** begin GIVEN ENTRIES **
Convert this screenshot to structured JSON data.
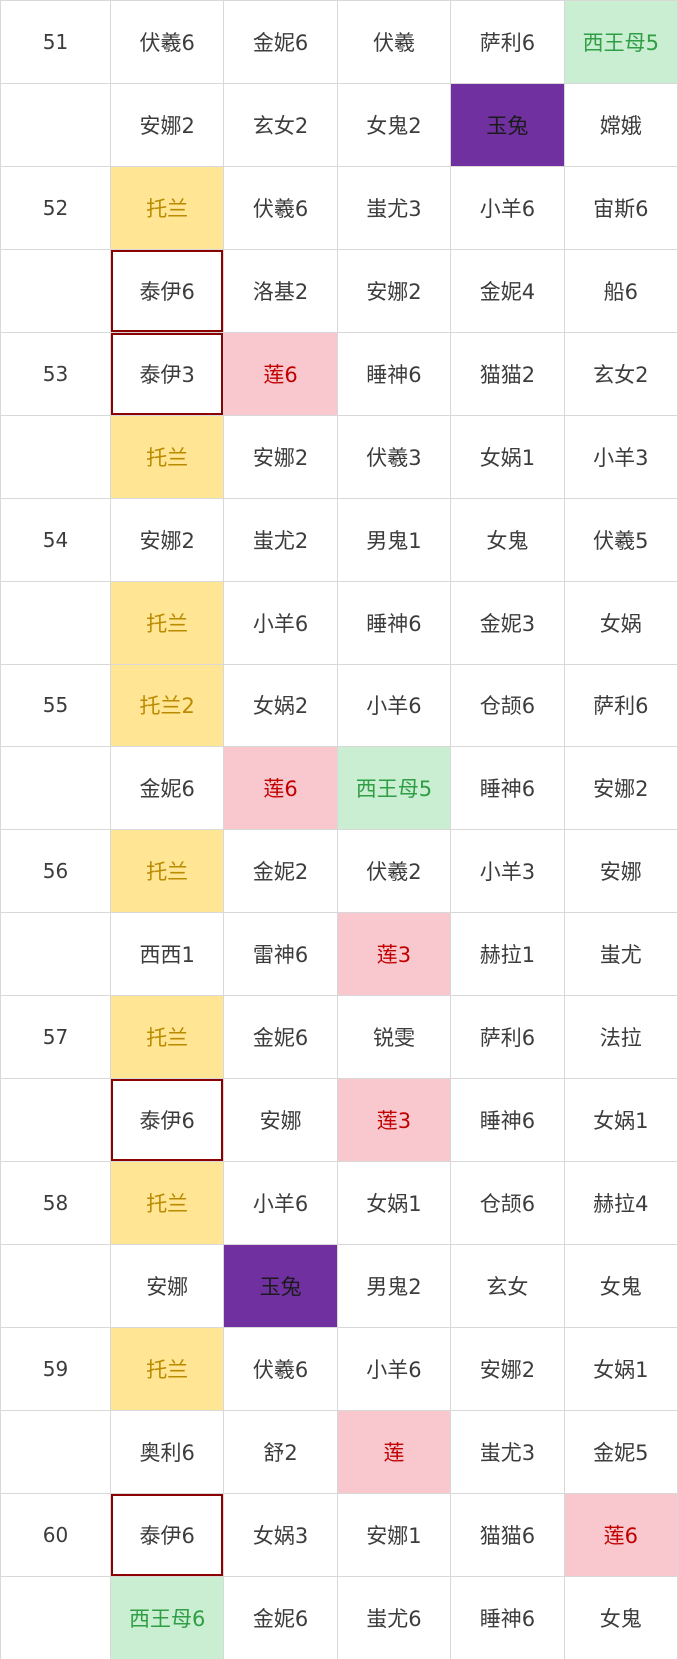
{
  "colors": {
    "grid_line": "#d8d8d8",
    "text_default": "#3c3c3c",
    "yellow_bg": "#ffe594",
    "yellow_text": "#ba8b00",
    "pink_bg": "#f9c8ce",
    "pink_text": "#c00000",
    "green_bg": "#c9eed2",
    "green_text": "#2f9e44",
    "purple_bg": "#7030a0",
    "purple_text": "#1b1b1b",
    "highlight_border": "#8b0000"
  },
  "table": {
    "columns": 6,
    "rows": [
      {
        "round": "51",
        "cells": [
          {
            "text": "伏羲6",
            "style": "plain"
          },
          {
            "text": "金妮6",
            "style": "plain"
          },
          {
            "text": "伏羲",
            "style": "plain"
          },
          {
            "text": "萨利6",
            "style": "plain"
          },
          {
            "text": "西王母5",
            "style": "green"
          }
        ]
      },
      {
        "round": "",
        "cells": [
          {
            "text": "安娜2",
            "style": "plain"
          },
          {
            "text": "玄女2",
            "style": "plain"
          },
          {
            "text": "女鬼2",
            "style": "plain"
          },
          {
            "text": "玉兔",
            "style": "purple"
          },
          {
            "text": "嫦娥",
            "style": "plain"
          }
        ]
      },
      {
        "round": "52",
        "cells": [
          {
            "text": "托兰",
            "style": "yellow"
          },
          {
            "text": "伏羲6",
            "style": "plain"
          },
          {
            "text": "蚩尤3",
            "style": "plain"
          },
          {
            "text": "小羊6",
            "style": "plain"
          },
          {
            "text": "宙斯6",
            "style": "plain"
          }
        ]
      },
      {
        "round": "",
        "cells": [
          {
            "text": "泰伊6",
            "style": "redborder"
          },
          {
            "text": "洛基2",
            "style": "plain"
          },
          {
            "text": "安娜2",
            "style": "plain"
          },
          {
            "text": "金妮4",
            "style": "plain"
          },
          {
            "text": "船6",
            "style": "plain"
          }
        ]
      },
      {
        "round": "53",
        "cells": [
          {
            "text": "泰伊3",
            "style": "redborder"
          },
          {
            "text": "莲6",
            "style": "pink"
          },
          {
            "text": "睡神6",
            "style": "plain"
          },
          {
            "text": "猫猫2",
            "style": "plain"
          },
          {
            "text": "玄女2",
            "style": "plain"
          }
        ]
      },
      {
        "round": "",
        "cells": [
          {
            "text": "托兰",
            "style": "yellow"
          },
          {
            "text": "安娜2",
            "style": "plain"
          },
          {
            "text": "伏羲3",
            "style": "plain"
          },
          {
            "text": "女娲1",
            "style": "plain"
          },
          {
            "text": "小羊3",
            "style": "plain"
          }
        ]
      },
      {
        "round": "54",
        "cells": [
          {
            "text": "安娜2",
            "style": "plain"
          },
          {
            "text": "蚩尤2",
            "style": "plain"
          },
          {
            "text": "男鬼1",
            "style": "plain"
          },
          {
            "text": "女鬼",
            "style": "plain"
          },
          {
            "text": "伏羲5",
            "style": "plain"
          }
        ]
      },
      {
        "round": "",
        "cells": [
          {
            "text": "托兰",
            "style": "yellow"
          },
          {
            "text": "小羊6",
            "style": "plain"
          },
          {
            "text": "睡神6",
            "style": "plain"
          },
          {
            "text": "金妮3",
            "style": "plain"
          },
          {
            "text": "女娲",
            "style": "plain"
          }
        ]
      },
      {
        "round": "55",
        "cells": [
          {
            "text": "托兰2",
            "style": "yellow"
          },
          {
            "text": "女娲2",
            "style": "plain"
          },
          {
            "text": "小羊6",
            "style": "plain"
          },
          {
            "text": "仓颉6",
            "style": "plain"
          },
          {
            "text": "萨利6",
            "style": "plain"
          }
        ]
      },
      {
        "round": "",
        "cells": [
          {
            "text": "金妮6",
            "style": "plain"
          },
          {
            "text": "莲6",
            "style": "pink"
          },
          {
            "text": "西王母5",
            "style": "green"
          },
          {
            "text": "睡神6",
            "style": "plain"
          },
          {
            "text": "安娜2",
            "style": "plain"
          }
        ]
      },
      {
        "round": "56",
        "cells": [
          {
            "text": "托兰",
            "style": "yellow"
          },
          {
            "text": "金妮2",
            "style": "plain"
          },
          {
            "text": "伏羲2",
            "style": "plain"
          },
          {
            "text": "小羊3",
            "style": "plain"
          },
          {
            "text": "安娜",
            "style": "plain"
          }
        ]
      },
      {
        "round": "",
        "cells": [
          {
            "text": "西西1",
            "style": "plain"
          },
          {
            "text": "雷神6",
            "style": "plain"
          },
          {
            "text": "莲3",
            "style": "pink"
          },
          {
            "text": "赫拉1",
            "style": "plain"
          },
          {
            "text": "蚩尤",
            "style": "plain"
          }
        ]
      },
      {
        "round": "57",
        "cells": [
          {
            "text": "托兰",
            "style": "yellow"
          },
          {
            "text": "金妮6",
            "style": "plain"
          },
          {
            "text": "锐雯",
            "style": "plain"
          },
          {
            "text": "萨利6",
            "style": "plain"
          },
          {
            "text": "法拉",
            "style": "plain"
          }
        ]
      },
      {
        "round": "",
        "cells": [
          {
            "text": "泰伊6",
            "style": "redborder"
          },
          {
            "text": "安娜",
            "style": "plain"
          },
          {
            "text": "莲3",
            "style": "pink"
          },
          {
            "text": "睡神6",
            "style": "plain"
          },
          {
            "text": "女娲1",
            "style": "plain"
          }
        ]
      },
      {
        "round": "58",
        "cells": [
          {
            "text": "托兰",
            "style": "yellow"
          },
          {
            "text": "小羊6",
            "style": "plain"
          },
          {
            "text": "女娲1",
            "style": "plain"
          },
          {
            "text": "仓颉6",
            "style": "plain"
          },
          {
            "text": "赫拉4",
            "style": "plain"
          }
        ]
      },
      {
        "round": "",
        "cells": [
          {
            "text": "安娜",
            "style": "plain"
          },
          {
            "text": "玉兔",
            "style": "purple"
          },
          {
            "text": "男鬼2",
            "style": "plain"
          },
          {
            "text": "玄女",
            "style": "plain"
          },
          {
            "text": "女鬼",
            "style": "plain"
          }
        ]
      },
      {
        "round": "59",
        "cells": [
          {
            "text": "托兰",
            "style": "yellow"
          },
          {
            "text": "伏羲6",
            "style": "plain"
          },
          {
            "text": "小羊6",
            "style": "plain"
          },
          {
            "text": "安娜2",
            "style": "plain"
          },
          {
            "text": "女娲1",
            "style": "plain"
          }
        ]
      },
      {
        "round": "",
        "cells": [
          {
            "text": "奥利6",
            "style": "plain"
          },
          {
            "text": "舒2",
            "style": "plain"
          },
          {
            "text": "莲",
            "style": "pink"
          },
          {
            "text": "蚩尤3",
            "style": "plain"
          },
          {
            "text": "金妮5",
            "style": "plain"
          }
        ]
      },
      {
        "round": "60",
        "cells": [
          {
            "text": "泰伊6",
            "style": "redborder"
          },
          {
            "text": "女娲3",
            "style": "plain"
          },
          {
            "text": "安娜1",
            "style": "plain"
          },
          {
            "text": "猫猫6",
            "style": "plain"
          },
          {
            "text": "莲6",
            "style": "pink"
          }
        ]
      },
      {
        "round": "",
        "cells": [
          {
            "text": "西王母6",
            "style": "green"
          },
          {
            "text": "金妮6",
            "style": "plain"
          },
          {
            "text": "蚩尤6",
            "style": "plain"
          },
          {
            "text": "睡神6",
            "style": "plain"
          },
          {
            "text": "女鬼",
            "style": "plain"
          }
        ]
      }
    ]
  }
}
** end GIVEN ENTRIES **
• [TASK GOAL] Repeat verbatim all the material, but not the pictures.

• [ANSWER TO THIS TASK]
Convert this screenshot to structured JSON data.
{
  "colors": {
    "grid_line": "#d8d8d8",
    "text_default": "#3c3c3c",
    "yellow_bg": "#ffe594",
    "yellow_text": "#ba8b00",
    "pink_bg": "#f9c8ce",
    "pink_text": "#c00000",
    "green_bg": "#c9eed2",
    "green_text": "#2f9e44",
    "purple_bg": "#7030a0",
    "purple_text": "#1b1b1b",
    "highlight_border": "#8b0000"
  },
  "table": {
    "columns": 6,
    "rows": [
      {
        "round": "51",
        "cells": [
          {
            "text": "伏羲6",
            "style": "plain"
          },
          {
            "text": "金妮6",
            "style": "plain"
          },
          {
            "text": "伏羲",
            "style": "plain"
          },
          {
            "text": "萨利6",
            "style": "plain"
          },
          {
            "text": "西王母5",
            "style": "green"
          }
        ]
      },
      {
        "round": "",
        "cells": [
          {
            "text": "安娜2",
            "style": "plain"
          },
          {
            "text": "玄女2",
            "style": "plain"
          },
          {
            "text": "女鬼2",
            "style": "plain"
          },
          {
            "text": "玉兔",
            "style": "purple"
          },
          {
            "text": "嫦娥",
            "style": "plain"
          }
        ]
      },
      {
        "round": "52",
        "cells": [
          {
            "text": "托兰",
            "style": "yellow"
          },
          {
            "text": "伏羲6",
            "style": "plain"
          },
          {
            "text": "蚩尤3",
            "style": "plain"
          },
          {
            "text": "小羊6",
            "style": "plain"
          },
          {
            "text": "宙斯6",
            "style": "plain"
          }
        ]
      },
      {
        "round": "",
        "cells": [
          {
            "text": "泰伊6",
            "style": "redborder"
          },
          {
            "text": "洛基2",
            "style": "plain"
          },
          {
            "text": "安娜2",
            "style": "plain"
          },
          {
            "text": "金妮4",
            "style": "plain"
          },
          {
            "text": "船6",
            "style": "plain"
          }
        ]
      },
      {
        "round": "53",
        "cells": [
          {
            "text": "泰伊3",
            "style": "redborder"
          },
          {
            "text": "莲6",
            "style": "pink"
          },
          {
            "text": "睡神6",
            "style": "plain"
          },
          {
            "text": "猫猫2",
            "style": "plain"
          },
          {
            "text": "玄女2",
            "style": "plain"
          }
        ]
      },
      {
        "round": "",
        "cells": [
          {
            "text": "托兰",
            "style": "yellow"
          },
          {
            "text": "安娜2",
            "style": "plain"
          },
          {
            "text": "伏羲3",
            "style": "plain"
          },
          {
            "text": "女娲1",
            "style": "plain"
          },
          {
            "text": "小羊3",
            "style": "plain"
          }
        ]
      },
      {
        "round": "54",
        "cells": [
          {
            "text": "安娜2",
            "style": "plain"
          },
          {
            "text": "蚩尤2",
            "style": "plain"
          },
          {
            "text": "男鬼1",
            "style": "plain"
          },
          {
            "text": "女鬼",
            "style": "plain"
          },
          {
            "text": "伏羲5",
            "style": "plain"
          }
        ]
      },
      {
        "round": "",
        "cells": [
          {
            "text": "托兰",
            "style": "yellow"
          },
          {
            "text": "小羊6",
            "style": "plain"
          },
          {
            "text": "睡神6",
            "style": "plain"
          },
          {
            "text": "金妮3",
            "style": "plain"
          },
          {
            "text": "女娲",
            "style": "plain"
          }
        ]
      },
      {
        "round": "55",
        "cells": [
          {
            "text": "托兰2",
            "style": "yellow"
          },
          {
            "text": "女娲2",
            "style": "plain"
          },
          {
            "text": "小羊6",
            "style": "plain"
          },
          {
            "text": "仓颉6",
            "style": "plain"
          },
          {
            "text": "萨利6",
            "style": "plain"
          }
        ]
      },
      {
        "round": "",
        "cells": [
          {
            "text": "金妮6",
            "style": "plain"
          },
          {
            "text": "莲6",
            "style": "pink"
          },
          {
            "text": "西王母5",
            "style": "green"
          },
          {
            "text": "睡神6",
            "style": "plain"
          },
          {
            "text": "安娜2",
            "style": "plain"
          }
        ]
      },
      {
        "round": "56",
        "cells": [
          {
            "text": "托兰",
            "style": "yellow"
          },
          {
            "text": "金妮2",
            "style": "plain"
          },
          {
            "text": "伏羲2",
            "style": "plain"
          },
          {
            "text": "小羊3",
            "style": "plain"
          },
          {
            "text": "安娜",
            "style": "plain"
          }
        ]
      },
      {
        "round": "",
        "cells": [
          {
            "text": "西西1",
            "style": "plain"
          },
          {
            "text": "雷神6",
            "style": "plain"
          },
          {
            "text": "莲3",
            "style": "pink"
          },
          {
            "text": "赫拉1",
            "style": "plain"
          },
          {
            "text": "蚩尤",
            "style": "plain"
          }
        ]
      },
      {
        "round": "57",
        "cells": [
          {
            "text": "托兰",
            "style": "yellow"
          },
          {
            "text": "金妮6",
            "style": "plain"
          },
          {
            "text": "锐雯",
            "style": "plain"
          },
          {
            "text": "萨利6",
            "style": "plain"
          },
          {
            "text": "法拉",
            "style": "plain"
          }
        ]
      },
      {
        "round": "",
        "cells": [
          {
            "text": "泰伊6",
            "style": "redborder"
          },
          {
            "text": "安娜",
            "style": "plain"
          },
          {
            "text": "莲3",
            "style": "pink"
          },
          {
            "text": "睡神6",
            "style": "plain"
          },
          {
            "text": "女娲1",
            "style": "plain"
          }
        ]
      },
      {
        "round": "58",
        "cells": [
          {
            "text": "托兰",
            "style": "yellow"
          },
          {
            "text": "小羊6",
            "style": "plain"
          },
          {
            "text": "女娲1",
            "style": "plain"
          },
          {
            "text": "仓颉6",
            "style": "plain"
          },
          {
            "text": "赫拉4",
            "style": "plain"
          }
        ]
      },
      {
        "round": "",
        "cells": [
          {
            "text": "安娜",
            "style": "plain"
          },
          {
            "text": "玉兔",
            "style": "purple"
          },
          {
            "text": "男鬼2",
            "style": "plain"
          },
          {
            "text": "玄女",
            "style": "plain"
          },
          {
            "text": "女鬼",
            "style": "plain"
          }
        ]
      },
      {
        "round": "59",
        "cells": [
          {
            "text": "托兰",
            "style": "yellow"
          },
          {
            "text": "伏羲6",
            "style": "plain"
          },
          {
            "text": "小羊6",
            "style": "plain"
          },
          {
            "text": "安娜2",
            "style": "plain"
          },
          {
            "text": "女娲1",
            "style": "plain"
          }
        ]
      },
      {
        "round": "",
        "cells": [
          {
            "text": "奥利6",
            "style": "plain"
          },
          {
            "text": "舒2",
            "style": "plain"
          },
          {
            "text": "莲",
            "style": "pink"
          },
          {
            "text": "蚩尤3",
            "style": "plain"
          },
          {
            "text": "金妮5",
            "style": "plain"
          }
        ]
      },
      {
        "round": "60",
        "cells": [
          {
            "text": "泰伊6",
            "style": "redborder"
          },
          {
            "text": "女娲3",
            "style": "plain"
          },
          {
            "text": "安娜1",
            "style": "plain"
          },
          {
            "text": "猫猫6",
            "style": "plain"
          },
          {
            "text": "莲6",
            "style": "pink"
          }
        ]
      },
      {
        "round": "",
        "cells": [
          {
            "text": "西王母6",
            "style": "green"
          },
          {
            "text": "金妮6",
            "style": "plain"
          },
          {
            "text": "蚩尤6",
            "style": "plain"
          },
          {
            "text": "睡神6",
            "style": "plain"
          },
          {
            "text": "女鬼",
            "style": "plain"
          }
        ]
      }
    ]
  }
}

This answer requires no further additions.